* start *

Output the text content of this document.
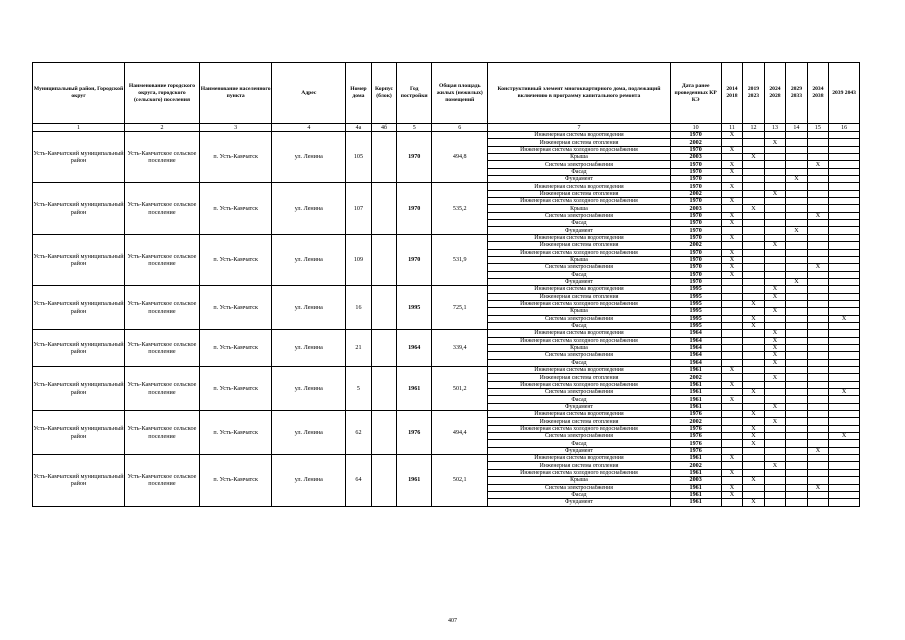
Муниципальный район, Городской округ	Наименование городского округа, городского (сельского) поселения	Наименование населенного пункта	Адрес	Номер дома	Корпус (блок)	Год постройки	Общая площадь жилых (нежилых) помещений	Конструктивный элемент многоквартирного дома, подлежащий включению в программу капитального ремонта	Дата ранее проведенных КР КЭ	2014 2018	2019 2023	2024 2028	2029 2033	2034 2038	2039 2043
1	2	3	4	4а	4б	5	6	7	10	11	12	13	14	15	16
Усть-Камчатский муниципальный район	Усть-Камчатское сельское поселение	п. Усть-Камчатск	ул. Ленина	105		1970	494,8	Инженерная система водоотведения	1970	X					
								Инженерная система отопления	2002			X			
								Инженерная система холодного водоснабжения	1970	X					
								Крыша	2003		X				
								Система электроснабжения	1970	X				X	
								Фасад	1970	X					
								Фундамент	1970				X		
Усть-Камчатский муниципальный район	Усть-Камчатское сельское поселение	п. Усть-Камчатск	ул. Ленина	107		1970	535,2	Инженерная система водоотведения	1970	X					
								Инженерная система отопления	2002			X			
								Инженерная система холодного водоснабжения	1970	X					
								Крыша	2003		X				
								Система электроснабжения	1970	X				X	
								Фасад	1970	X					
								Фундамент	1970				X		
Усть-Камчатский муниципальный район	Усть-Камчатское сельское поселение	п. Усть-Камчатск	ул. Ленина	109		1970	531,9	Инженерная система водоотведения	1970	X					
								Инженерная система отопления	2002			X			
								Инженерная система холодного водоснабжения	1970	X					
								Крыша	1970	X					
								Система электроснабжения	1970	X				X	
								Фасад	1970	X					
								Фундамент	1970				X		
Усть-Камчатский муниципальный район	Усть-Камчатское сельское поселение	п. Усть-Камчатск	ул. Ленина	16		1995	725,1	Инженерная система водоотведения	1995			X			
								Инженерная система отопления	1995			X			
								Инженерная система холодного водоснабжения	1995		X				
								Крыша	1995			X			
								Система электроснабжения	1995		X				X
								Фасад	1995		X				
Усть-Камчатский муниципальный район	Усть-Камчатское сельское поселение	п. Усть-Камчатск	ул. Ленина	21		1964	339,4	Инженерная система водоотведения	1964			X			
								Инженерная система холодного водоснабжения	1964			X			
								Крыша	1964			X			
								Система электроснабжения	1964			X			
								Фасад	1964			X			
Усть-Камчатский муниципальный район	Усть-Камчатское сельское поселение	п. Усть-Камчатск	ул. Ленина	5		1961	501,2	Инженерная система водоотведения	1961	X					
								Инженерная система отопления	2002			X			
								Инженерная система холодного водоснабжения	1961	X					
								Система электроснабжения	1961		X				X
								Фасад	1961	X					
								Фундамент	1961			X			
Усть-Камчатский муниципальный район	Усть-Камчатское сельское поселение	п. Усть-Камчатск	ул. Ленина	62		1976	494,4	Инженерная система водоотведения	1976		X				
								Инженерная система отопления	2002			X			
								Инженерная система холодного водоснабжения	1976		X				
								Система электроснабжения	1976		X				X
								Фасад	1976		X				
								Фундамент	1976					X	
Усть-Камчатский муниципальный район	Усть-Камчатское сельское поселение	п. Усть-Камчатск	ул. Ленина	64		1961	502,1	Инженерная система водоотведения	1961	X					
								Инженерная система отопления	2002			X			
								Инженерная система холодного водоснабжения	1961	X					
								Крыша	2003		X				
								Система электроснабжения	1961	X				X	
								Фасад	1961	X					
								Фундамент	1961		X				
407
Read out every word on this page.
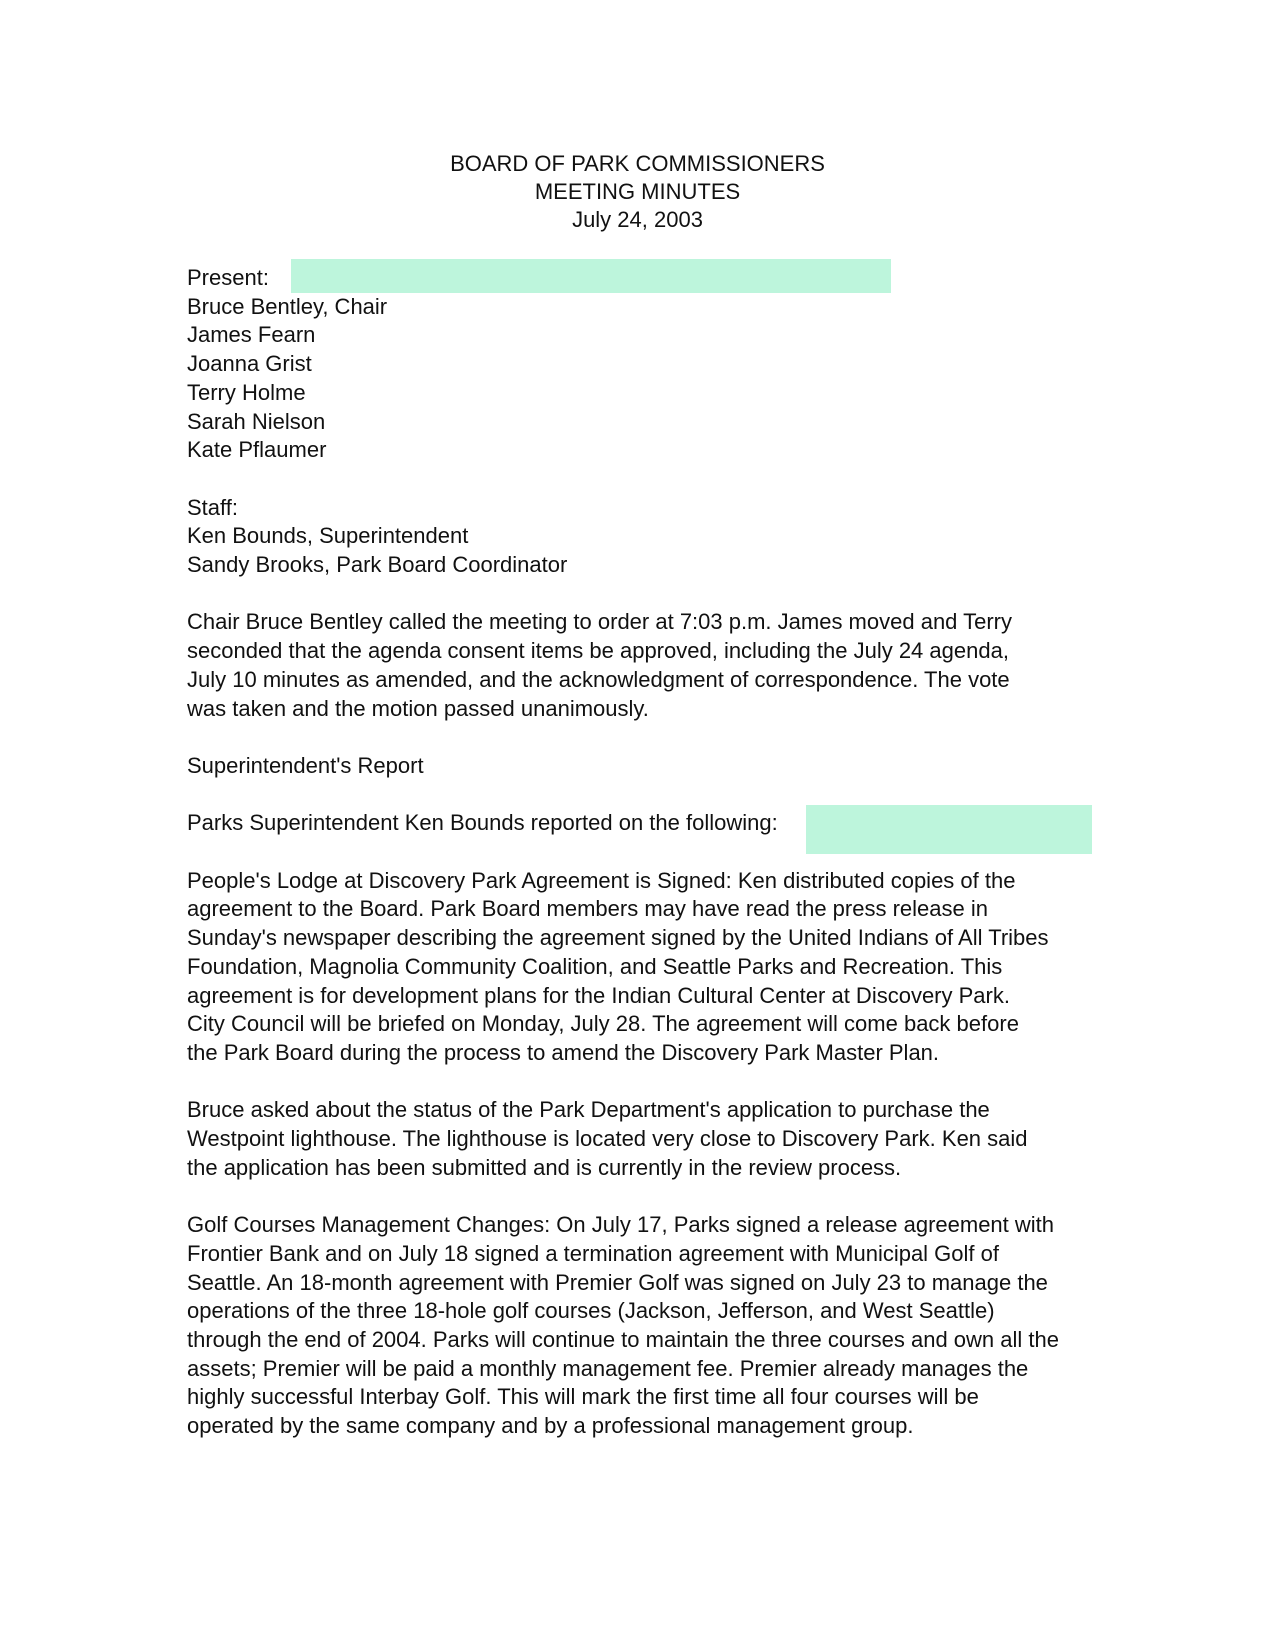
BOARD OF PARK COMMISSIONERS
MEETING MINUTES
July 24, 2003
Present:
Bruce Bentley, Chair
James Fearn
Joanna Grist
Terry Holme
Sarah Nielson
Kate Pflaumer
Staff:
Ken Bounds, Superintendent
Sandy Brooks, Park Board Coordinator
Chair Bruce Bentley called the meeting to order at 7:03 p.m. James moved and Terry
seconded that the agenda consent items be approved, including the July 24 agenda,
July 10 minutes as amended, and the acknowledgment of correspondence. The vote
was taken and the motion passed unanimously.
Superintendent's Report
Parks Superintendent Ken Bounds reported on the following:
People's Lodge at Discovery Park Agreement is Signed: Ken distributed copies of the
agreement to the Board. Park Board members may have read the press release in
Sunday's newspaper describing the agreement signed by the United Indians of All Tribes
Foundation, Magnolia Community Coalition, and Seattle Parks and Recreation. This
agreement is for development plans for the Indian Cultural Center at Discovery Park.
City Council will be briefed on Monday, July 28. The agreement will come back before
the Park Board during the process to amend the Discovery Park Master Plan.
Bruce asked about the status of the Park Department's application to purchase the
Westpoint lighthouse. The lighthouse is located very close to Discovery Park. Ken said
the application has been submitted and is currently in the review process.
Golf Courses Management Changes: On July 17, Parks signed a release agreement with
Frontier Bank and on July 18 signed a termination agreement with Municipal Golf of
Seattle. An 18-month agreement with Premier Golf was signed on July 23 to manage the
operations of the three 18-hole golf courses (Jackson, Jefferson, and West Seattle)
through the end of 2004. Parks will continue to maintain the three courses and own all the
assets; Premier will be paid a monthly management fee. Premier already manages the
highly successful Interbay Golf. This will mark the first time all four courses will be
operated by the same company and by a professional management group.
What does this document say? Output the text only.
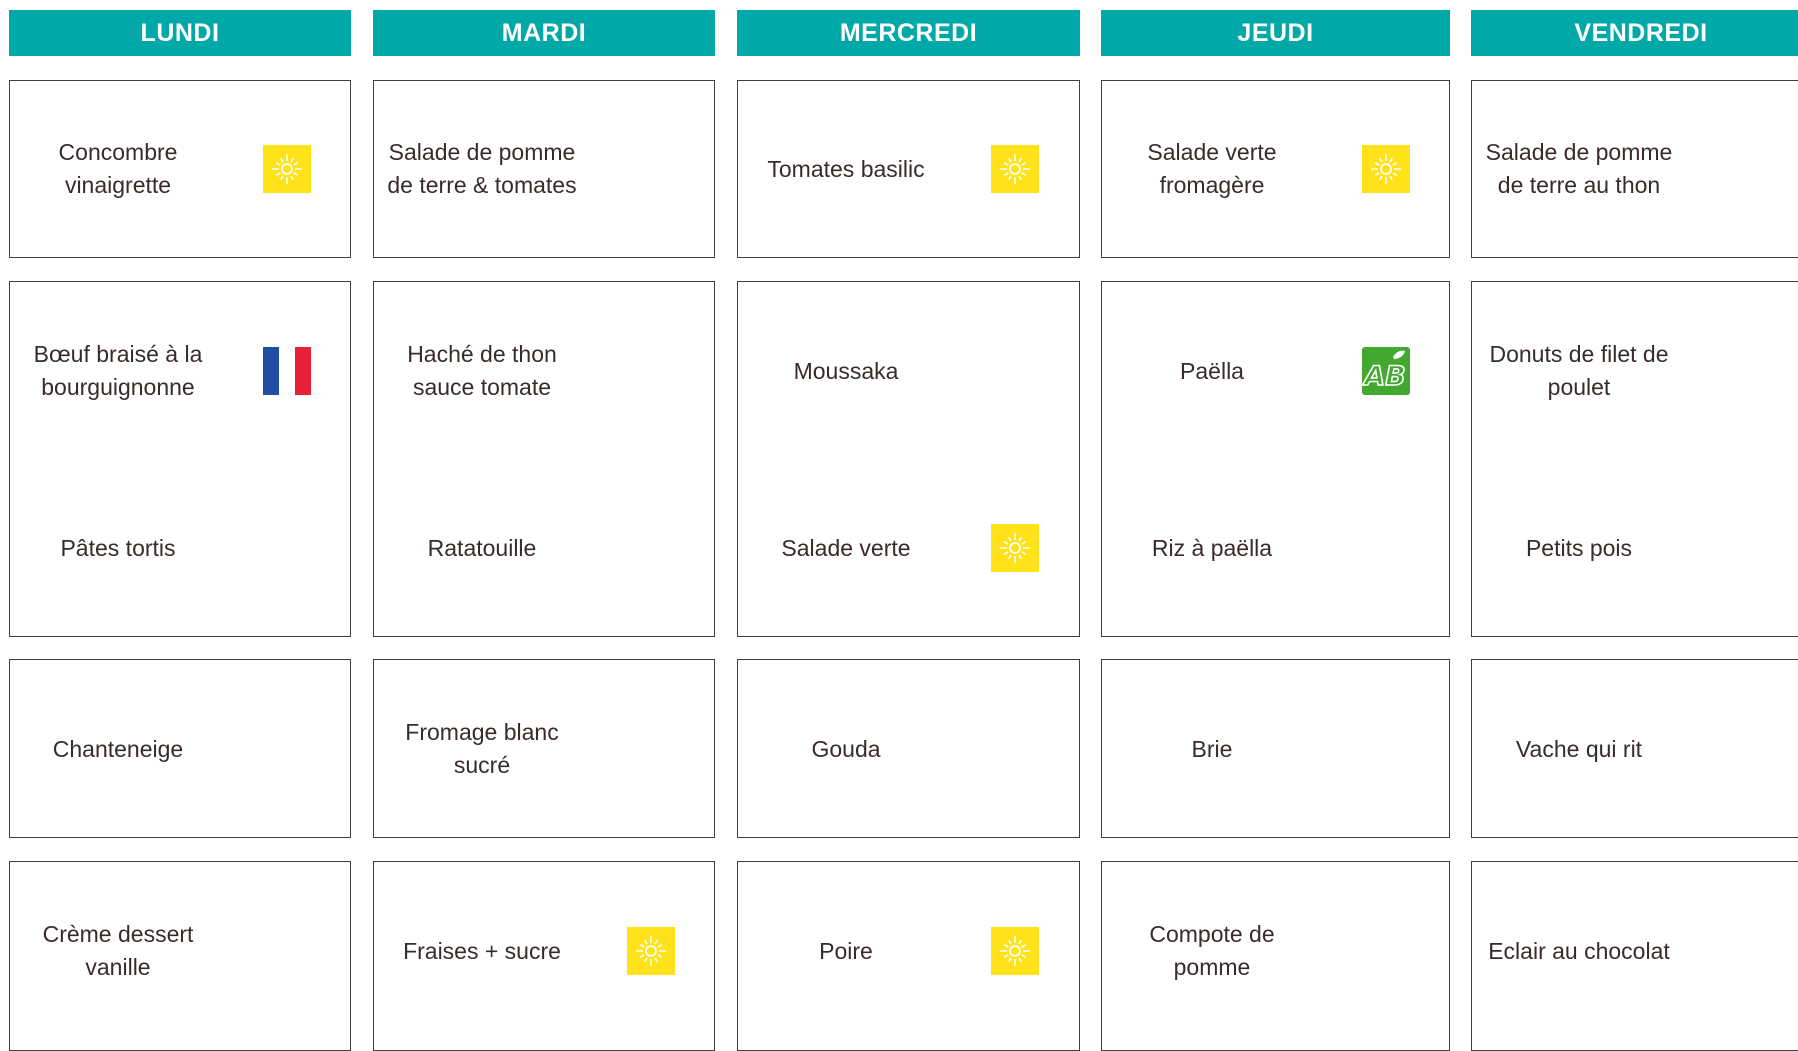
LUNDI
Concombre
vinaigrette
Bœuf braisé à la
bourguignonne
Pâtes tortis
Chanteneige
Crème dessert
vanille
MARDI
Salade de pomme
de terre & tomates
Haché de thon
sauce tomate
Ratatouille
Fromage blanc
sucré
Fraises + sucre
MERCREDI
Tomates basilic
Moussaka
Salade verte
Gouda
Poire
JEUDI
Salade verte
fromagère
Paëlla	AB
Riz à paëlla
Brie
Compote de
pomme
VENDREDI
Salade de pomme
de terre au thon
Donuts de filet de
poulet
Petits pois
Vache qui rit
Eclair au chocolat
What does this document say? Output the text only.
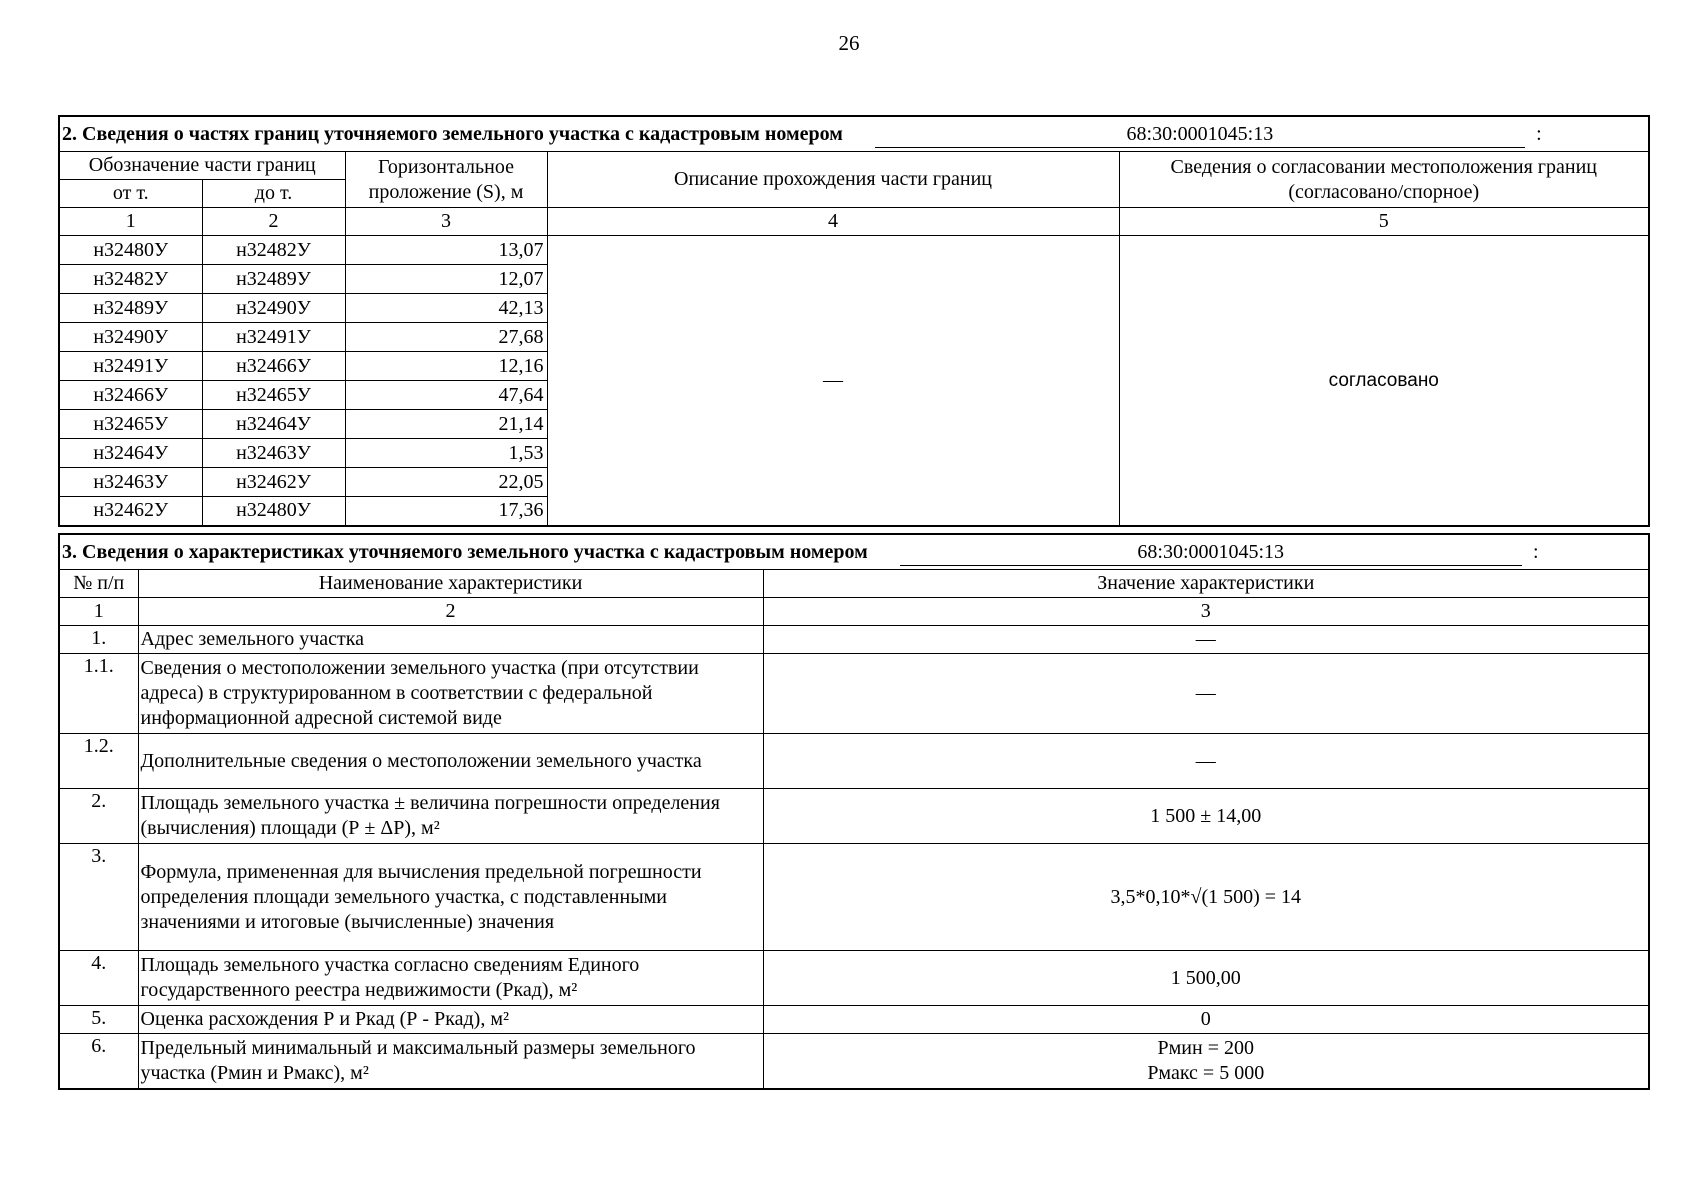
26
2. Сведения о частях границ уточняемого земельного участка с кадастровым номером 68:30:0001045:13 :				

Обозначение части границ		Горизонтальное проложение (S), м	Описание прохождения части границ	Сведения о согласовании местоположения границ (согласовано/спорное)
от т.	до т.			
1	2	3	4	5
н32480У	н32482У	13,07	—	согласовано
н32482У	н32489У	12,07		
н32489У	н32490У	42,13		
н32490У	н32491У	27,68		
н32491У	н32466У	12,16		
н32466У	н32465У	47,64		
н32465У	н32464У	21,14		
н32464У	н32463У	1,53		
н32463У	н32462У	22,05		
н32462У	н32480У	17,36		
3. Сведения о характеристиках уточняемого земельного участка с кадастровым номером 68:30:0001045:13 :		

№ п/п	Наименование характеристики	Значение характеристики
1	2	3
1.	Адрес земельного участка	—
1.1.	Сведения о местоположении земельного участка (при отсутствии адреса) в структурированном в соответствии с федеральной информационной адресной системой виде	—
1.2.	Дополнительные сведения о местоположении земельного участка	—
2.	Площадь земельного участка ± величина погрешности определения (вычисления) площади (Р ± ΔР), м²	1 500 ± 14,00
3.	Формула, примененная для вычисления предельной погрешности определения площади земельного участка, с подставленными значениями и итоговые (вычисленные) значения	3,5*0,10*√(1 500) = 14
4.	Площадь земельного участка согласно сведениям Единого государственного реестра недвижимости (Ркад), м²	1 500,00
5.	Оценка расхождения Р и Ркад (Р - Ркад), м²	0
6.	Предельный минимальный и максимальный размеры земельного участка (Рмин и Рмакс), м²	Рмин = 200
Рмакс = 5 000
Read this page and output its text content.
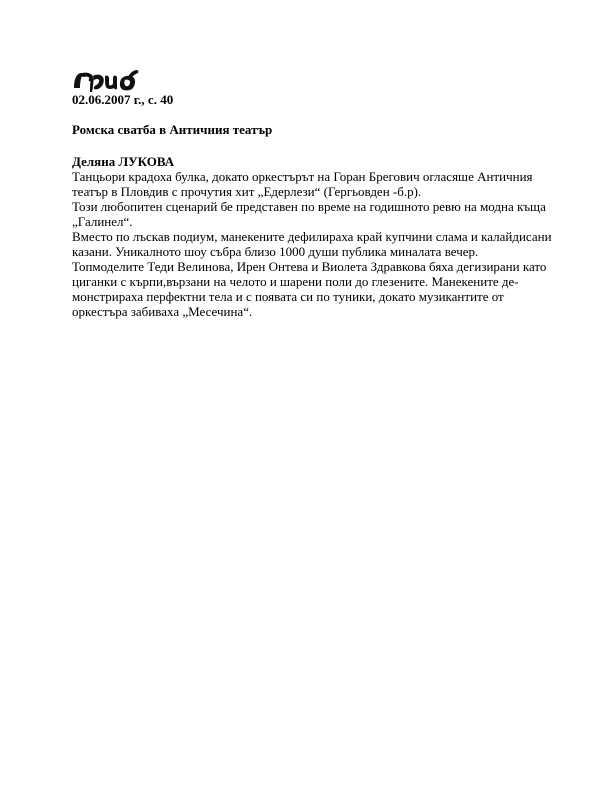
02.06.2007 г., с. 40
Ромска сватба в Античния театър
Деляна ЛУКОВА

Танцьори крадоха булка, докато оркестърът на Горан Брегович огласяше Античния театър в Пловдив с прочутия хит „Едерлези“ (Гергьовден -б.р).

Този любопитен сценарий бе представен по време на годишното ревю на модна къща „Галинел“.

Вместо по лъскав подиум, манекените дефилираха край купчини слама и калайдисани казани. Уникалното шоу събра близо 1000 души публика миналата вечер.

Топмоделите Теди Велинова, Ирен Онтева и Виолета Здравкова бяха дегизирани като циганки с кърпи,вързани на челото и шарени поли до глезените. Манекените де-монстрираха перфектни тела и с появата си по туники, докато музикантите от оркестъра забиваха „Месечина“.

* end *

== What you are asked to do ==
Look through the entries above and report each line where the string "James" occurs.

== Output for this task ==
James Fearn
Chair Bruce Bentley called the meeting to order at 7:03 p.m. James moved and Terry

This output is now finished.